◆ Direction ◆
Every line of the material below must be repeated exactly.

◆ Raw data ◆

════════════════════

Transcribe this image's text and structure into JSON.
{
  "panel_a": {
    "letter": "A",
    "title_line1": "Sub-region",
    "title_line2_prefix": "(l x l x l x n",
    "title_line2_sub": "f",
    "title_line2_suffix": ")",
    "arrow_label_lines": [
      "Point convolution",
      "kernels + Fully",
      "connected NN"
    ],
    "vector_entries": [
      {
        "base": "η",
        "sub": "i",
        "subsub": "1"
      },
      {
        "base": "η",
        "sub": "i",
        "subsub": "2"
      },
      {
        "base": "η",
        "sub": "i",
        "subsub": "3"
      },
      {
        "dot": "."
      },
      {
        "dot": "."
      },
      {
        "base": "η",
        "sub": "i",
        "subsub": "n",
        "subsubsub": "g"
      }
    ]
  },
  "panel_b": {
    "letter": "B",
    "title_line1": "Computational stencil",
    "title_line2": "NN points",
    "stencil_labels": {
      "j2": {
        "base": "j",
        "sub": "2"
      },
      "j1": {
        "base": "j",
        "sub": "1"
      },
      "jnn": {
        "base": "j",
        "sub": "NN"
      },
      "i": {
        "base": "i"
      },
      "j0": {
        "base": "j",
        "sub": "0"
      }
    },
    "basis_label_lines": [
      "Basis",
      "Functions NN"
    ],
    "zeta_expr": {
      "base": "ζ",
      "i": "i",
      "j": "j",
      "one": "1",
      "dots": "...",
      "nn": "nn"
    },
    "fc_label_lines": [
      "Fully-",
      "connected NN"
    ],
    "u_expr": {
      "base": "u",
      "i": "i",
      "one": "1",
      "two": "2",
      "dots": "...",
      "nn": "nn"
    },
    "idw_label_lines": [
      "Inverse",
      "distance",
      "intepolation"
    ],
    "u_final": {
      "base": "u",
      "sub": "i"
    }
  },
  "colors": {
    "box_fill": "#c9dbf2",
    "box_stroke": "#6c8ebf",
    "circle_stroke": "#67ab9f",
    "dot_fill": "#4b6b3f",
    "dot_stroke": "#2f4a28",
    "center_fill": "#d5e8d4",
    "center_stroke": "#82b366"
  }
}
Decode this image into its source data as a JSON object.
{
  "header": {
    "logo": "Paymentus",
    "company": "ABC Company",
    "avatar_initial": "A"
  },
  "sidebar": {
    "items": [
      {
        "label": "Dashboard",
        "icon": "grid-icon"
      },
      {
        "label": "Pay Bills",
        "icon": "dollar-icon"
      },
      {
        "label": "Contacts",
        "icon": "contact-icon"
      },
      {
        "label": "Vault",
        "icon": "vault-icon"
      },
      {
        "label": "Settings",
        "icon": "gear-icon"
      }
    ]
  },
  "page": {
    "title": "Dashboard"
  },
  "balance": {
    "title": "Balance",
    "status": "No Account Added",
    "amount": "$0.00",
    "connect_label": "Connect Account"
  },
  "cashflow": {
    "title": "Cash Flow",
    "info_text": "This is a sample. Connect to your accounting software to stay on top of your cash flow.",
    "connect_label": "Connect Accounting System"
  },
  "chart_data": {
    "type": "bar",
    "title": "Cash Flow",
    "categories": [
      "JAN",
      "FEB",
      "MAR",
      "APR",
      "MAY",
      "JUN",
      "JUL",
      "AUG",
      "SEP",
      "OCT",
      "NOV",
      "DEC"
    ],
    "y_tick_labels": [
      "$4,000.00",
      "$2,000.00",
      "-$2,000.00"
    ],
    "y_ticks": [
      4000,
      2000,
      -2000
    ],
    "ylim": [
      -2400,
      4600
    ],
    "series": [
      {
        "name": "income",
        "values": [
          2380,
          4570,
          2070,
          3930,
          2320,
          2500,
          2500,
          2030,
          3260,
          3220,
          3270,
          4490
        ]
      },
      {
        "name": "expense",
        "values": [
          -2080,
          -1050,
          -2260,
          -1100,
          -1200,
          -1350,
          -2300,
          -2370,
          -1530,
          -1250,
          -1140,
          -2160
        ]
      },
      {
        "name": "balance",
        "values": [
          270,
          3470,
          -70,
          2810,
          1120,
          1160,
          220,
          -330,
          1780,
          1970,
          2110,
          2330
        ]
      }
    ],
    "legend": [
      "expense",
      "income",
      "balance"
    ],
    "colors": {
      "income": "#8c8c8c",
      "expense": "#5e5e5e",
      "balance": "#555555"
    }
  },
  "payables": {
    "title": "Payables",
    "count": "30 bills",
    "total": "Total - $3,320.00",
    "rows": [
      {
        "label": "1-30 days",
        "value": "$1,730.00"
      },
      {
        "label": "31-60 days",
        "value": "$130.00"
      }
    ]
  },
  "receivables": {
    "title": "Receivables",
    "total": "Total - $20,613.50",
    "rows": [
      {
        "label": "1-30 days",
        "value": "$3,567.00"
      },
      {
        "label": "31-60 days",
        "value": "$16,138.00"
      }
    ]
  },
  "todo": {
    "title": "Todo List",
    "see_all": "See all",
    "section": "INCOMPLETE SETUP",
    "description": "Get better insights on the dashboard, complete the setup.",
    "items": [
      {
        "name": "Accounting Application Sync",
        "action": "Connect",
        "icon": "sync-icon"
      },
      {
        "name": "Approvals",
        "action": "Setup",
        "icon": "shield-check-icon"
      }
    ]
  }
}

════════════════════

◆ The response ◆
Transcribe this image's text and structure into JSON.
{
  "panel_a": {
    "letter": "A",
    "title_line1": "Sub-region",
    "title_line2_prefix": "(l x l x l x n",
    "title_line2_sub": "f",
    "title_line2_suffix": ")",
    "arrow_label_lines": [
      "Point convolution",
      "kernels + Fully",
      "connected NN"
    ],
    "vector_entries": [
      {
        "base": "η",
        "sub": "i",
        "subsub": "1"
      },
      {
        "base": "η",
        "sub": "i",
        "subsub": "2"
      },
      {
        "base": "η",
        "sub": "i",
        "subsub": "3"
      },
      {
        "dot": "."
      },
      {
        "dot": "."
      },
      {
        "base": "η",
        "sub": "i",
        "subsub": "n",
        "subsubsub": "g"
      }
    ]
  },
  "panel_b": {
    "letter": "B",
    "title_line1": "Computational stencil",
    "title_line2": "NN points",
    "stencil_labels": {
      "j2": {
        "base": "j",
        "sub": "2"
      },
      "j1": {
        "base": "j",
        "sub": "1"
      },
      "jnn": {
        "base": "j",
        "sub": "NN"
      },
      "i": {
        "base": "i"
      },
      "j0": {
        "base": "j",
        "sub": "0"
      }
    },
    "basis_label_lines": [
      "Basis",
      "Functions NN"
    ],
    "zeta_expr": {
      "base": "ζ",
      "i": "i",
      "j": "j",
      "one": "1",
      "dots": "...",
      "nn": "nn"
    },
    "fc_label_lines": [
      "Fully-",
      "connected NN"
    ],
    "u_expr": {
      "base": "u",
      "i": "i",
      "one": "1",
      "two": "2",
      "dots": "...",
      "nn": "nn"
    },
    "idw_label_lines": [
      "Inverse",
      "distance",
      "intepolation"
    ],
    "u_final": {
      "base": "u",
      "sub": "i"
    }
  },
  "colors": {
    "box_fill": "#c9dbf2",
    "box_stroke": "#6c8ebf",
    "circle_stroke": "#67ab9f",
    "dot_fill": "#4b6b3f",
    "dot_stroke": "#2f4a28",
    "center_fill": "#d5e8d4",
    "center_stroke": "#82b366"
  }
}
Decode this image into its source data as a JSON object.
{
  "header": {
    "logo": "Paymentus",
    "company": "ABC Company",
    "avatar_initial": "A"
  },
  "sidebar": {
    "items": [
      {
        "label": "Dashboard",
        "icon": "grid-icon"
      },
      {
        "label": "Pay Bills",
        "icon": "dollar-icon"
      },
      {
        "label": "Contacts",
        "icon": "contact-icon"
      },
      {
        "label": "Vault",
        "icon": "vault-icon"
      },
      {
        "label": "Settings",
        "icon": "gear-icon"
      }
    ]
  },
  "page": {
    "title": "Dashboard"
  },
  "balance": {
    "title": "Balance",
    "status": "No Account Added",
    "amount": "$0.00",
    "connect_label": "Connect Account"
  },
  "cashflow": {
    "title": "Cash Flow",
    "info_text": "This is a sample. Connect to your accounting software to stay on top of your cash flow.",
    "connect_label": "Connect Accounting System"
  },
  "chart_data": {
    "type": "bar",
    "title": "Cash Flow",
    "categories": [
      "JAN",
      "FEB",
      "MAR",
      "APR",
      "MAY",
      "JUN",
      "JUL",
      "AUG",
      "SEP",
      "OCT",
      "NOV",
      "DEC"
    ],
    "y_tick_labels": [
      "$4,000.00",
      "$2,000.00",
      "-$2,000.00"
    ],
    "y_ticks": [
      4000,
      2000,
      -2000
    ],
    "ylim": [
      -2400,
      4600
    ],
    "series": [
      {
        "name": "income",
        "values": [
          2380,
          4570,
          2070,
          3930,
          2320,
          2500,
          2500,
          2030,
          3260,
          3220,
          3270,
          4490
        ]
      },
      {
        "name": "expense",
        "values": [
          -2080,
          -1050,
          -2260,
          -1100,
          -1200,
          -1350,
          -2300,
          -2370,
          -1530,
          -1250,
          -1140,
          -2160
        ]
      },
      {
        "name": "balance",
        "values": [
          270,
          3470,
          -70,
          2810,
          1120,
          1160,
          220,
          -330,
          1780,
          1970,
          2110,
          2330
        ]
      }
    ],
    "legend": [
      "expense",
      "income",
      "balance"
    ],
    "colors": {
      "income": "#8c8c8c",
      "expense": "#5e5e5e",
      "balance": "#555555"
    }
  },
  "payables": {
    "title": "Payables",
    "count": "30 bills",
    "total": "Total - $3,320.00",
    "rows": [
      {
        "label": "1-30 days",
        "value": "$1,730.00"
      },
      {
        "label": "31-60 days",
        "value": "$130.00"
      }
    ]
  },
  "receivables": {
    "title": "Receivables",
    "total": "Total - $20,613.50",
    "rows": [
      {
        "label": "1-30 days",
        "value": "$3,567.00"
      },
      {
        "label": "31-60 days",
        "value": "$16,138.00"
      }
    ]
  },
  "todo": {
    "title": "Todo List",
    "see_all": "See all",
    "section": "INCOMPLETE SETUP",
    "description": "Get better insights on the dashboard, complete the setup.",
    "items": [
      {
        "name": "Accounting Application Sync",
        "action": "Connect",
        "icon": "sync-icon"
      },
      {
        "name": "Approvals",
        "action": "Setup",
        "icon": "shield-check-icon"
      }
    ]
  }
}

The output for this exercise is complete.